# WORK ORDER
Output each record below exactly as it stands, leaving out the pictures.

# RECORDS FOR THIS EXERCISE
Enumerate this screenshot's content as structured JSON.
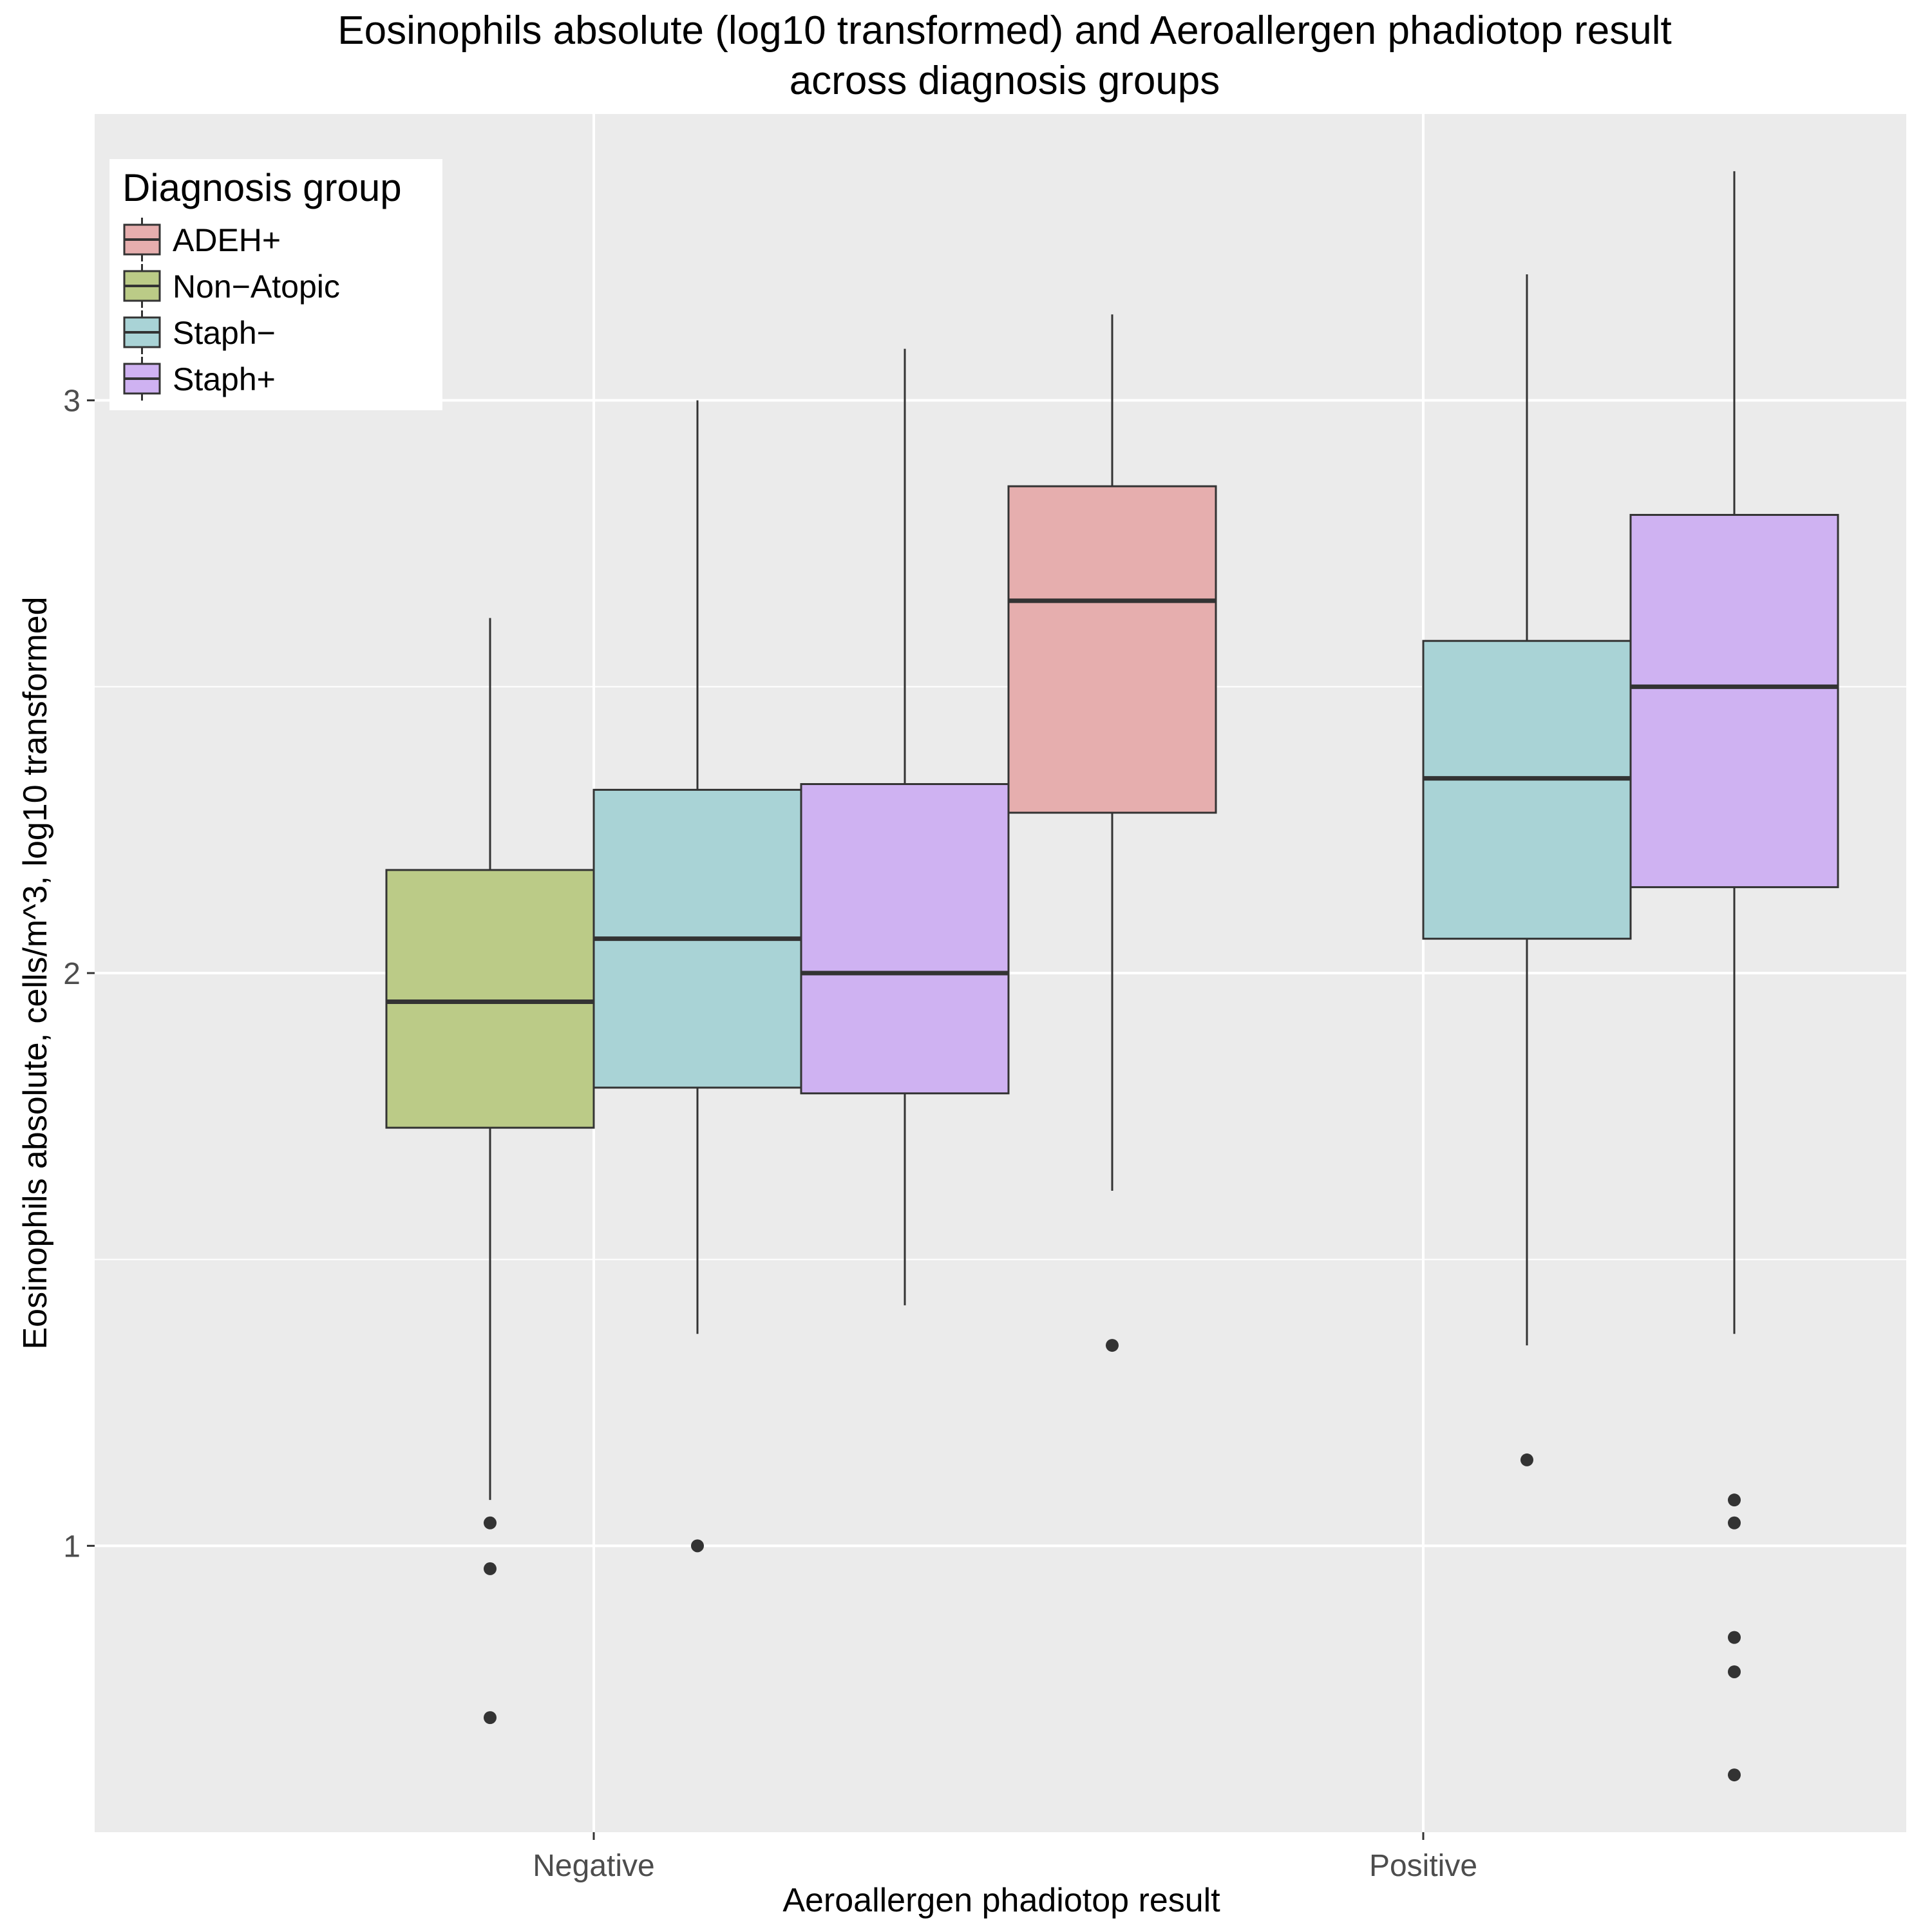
{
  "chart_data": {
    "type": "boxplot",
    "title_line1": "Eosinophils absolute (log10 transformed) and Aeroallergen phadiotop result",
    "title_line2": "across diagnosis groups",
    "xlabel": "Aeroallergen phadiotop result",
    "ylabel": "Eosinophils absolute, cells/m^3, log10 transformed",
    "ylim": [
      0.5,
      3.5
    ],
    "y_ticks": [
      1,
      2,
      3
    ],
    "y_tick_labels": [
      "1",
      "2",
      "3"
    ],
    "categories": [
      "Negative",
      "Positive"
    ],
    "grid": true,
    "legend": {
      "title": "Diagnosis group",
      "position": "top-left",
      "items": [
        {
          "name": "ADEH+",
          "color": "#e6aeae"
        },
        {
          "name": "Non−Atopic",
          "color": "#bbcb87"
        },
        {
          "name": "Staph−",
          "color": "#a9d3d6"
        },
        {
          "name": "Staph+",
          "color": "#cfb2f2"
        }
      ]
    },
    "groups": [
      "ADEH+",
      "Non−Atopic",
      "Staph−",
      "Staph+"
    ],
    "boxes": [
      {
        "category": "Negative",
        "group": "Non−Atopic",
        "whisker_low": 1.08,
        "q1": 1.73,
        "median": 1.95,
        "q3": 2.18,
        "whisker_high": 2.62,
        "outliers": [
          1.04,
          0.96,
          0.7
        ]
      },
      {
        "category": "Negative",
        "group": "Staph−",
        "whisker_low": 1.37,
        "q1": 1.8,
        "median": 2.06,
        "q3": 2.32,
        "whisker_high": 3.0,
        "outliers": [
          1.0
        ]
      },
      {
        "category": "Negative",
        "group": "Staph+",
        "whisker_low": 1.42,
        "q1": 1.79,
        "median": 2.0,
        "q3": 2.33,
        "whisker_high": 3.09,
        "outliers": []
      },
      {
        "category": "Positive",
        "group": "ADEH+",
        "whisker_low": 1.62,
        "q1": 2.28,
        "median": 2.65,
        "q3": 2.85,
        "whisker_high": 3.15,
        "outliers": [
          1.35
        ]
      },
      {
        "category": "Positive",
        "group": "Staph−",
        "whisker_low": 1.35,
        "q1": 2.06,
        "median": 2.34,
        "q3": 2.58,
        "whisker_high": 3.22,
        "outliers": [
          1.15
        ]
      },
      {
        "category": "Positive",
        "group": "Staph+",
        "whisker_low": 1.37,
        "q1": 2.15,
        "median": 2.5,
        "q3": 2.8,
        "whisker_high": 3.4,
        "outliers": [
          1.08,
          1.04,
          0.84,
          0.78,
          0.6
        ]
      }
    ]
  }
}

# SOLUTION TO THIS PROBLEM
Enumerate this screenshot's content as structured JSON.
{
  "chart_data": {
    "type": "boxplot",
    "title_line1": "Eosinophils absolute (log10 transformed) and Aeroallergen phadiotop result",
    "title_line2": "across diagnosis groups",
    "xlabel": "Aeroallergen phadiotop result",
    "ylabel": "Eosinophils absolute, cells/m^3, log10 transformed",
    "ylim": [
      0.5,
      3.5
    ],
    "y_ticks": [
      1,
      2,
      3
    ],
    "y_tick_labels": [
      "1",
      "2",
      "3"
    ],
    "categories": [
      "Negative",
      "Positive"
    ],
    "grid": true,
    "legend": {
      "title": "Diagnosis group",
      "position": "top-left",
      "items": [
        {
          "name": "ADEH+",
          "color": "#e6aeae"
        },
        {
          "name": "Non−Atopic",
          "color": "#bbcb87"
        },
        {
          "name": "Staph−",
          "color": "#a9d3d6"
        },
        {
          "name": "Staph+",
          "color": "#cfb2f2"
        }
      ]
    },
    "groups": [
      "ADEH+",
      "Non−Atopic",
      "Staph−",
      "Staph+"
    ],
    "boxes": [
      {
        "category": "Negative",
        "group": "Non−Atopic",
        "whisker_low": 1.08,
        "q1": 1.73,
        "median": 1.95,
        "q3": 2.18,
        "whisker_high": 2.62,
        "outliers": [
          1.04,
          0.96,
          0.7
        ]
      },
      {
        "category": "Negative",
        "group": "Staph−",
        "whisker_low": 1.37,
        "q1": 1.8,
        "median": 2.06,
        "q3": 2.32,
        "whisker_high": 3.0,
        "outliers": [
          1.0
        ]
      },
      {
        "category": "Negative",
        "group": "Staph+",
        "whisker_low": 1.42,
        "q1": 1.79,
        "median": 2.0,
        "q3": 2.33,
        "whisker_high": 3.09,
        "outliers": []
      },
      {
        "category": "Positive",
        "group": "ADEH+",
        "whisker_low": 1.62,
        "q1": 2.28,
        "median": 2.65,
        "q3": 2.85,
        "whisker_high": 3.15,
        "outliers": [
          1.35
        ]
      },
      {
        "category": "Positive",
        "group": "Staph−",
        "whisker_low": 1.35,
        "q1": 2.06,
        "median": 2.34,
        "q3": 2.58,
        "whisker_high": 3.22,
        "outliers": [
          1.15
        ]
      },
      {
        "category": "Positive",
        "group": "Staph+",
        "whisker_low": 1.37,
        "q1": 2.15,
        "median": 2.5,
        "q3": 2.8,
        "whisker_high": 3.4,
        "outliers": [
          1.08,
          1.04,
          0.84,
          0.78,
          0.6
        ]
      }
    ]
  }
}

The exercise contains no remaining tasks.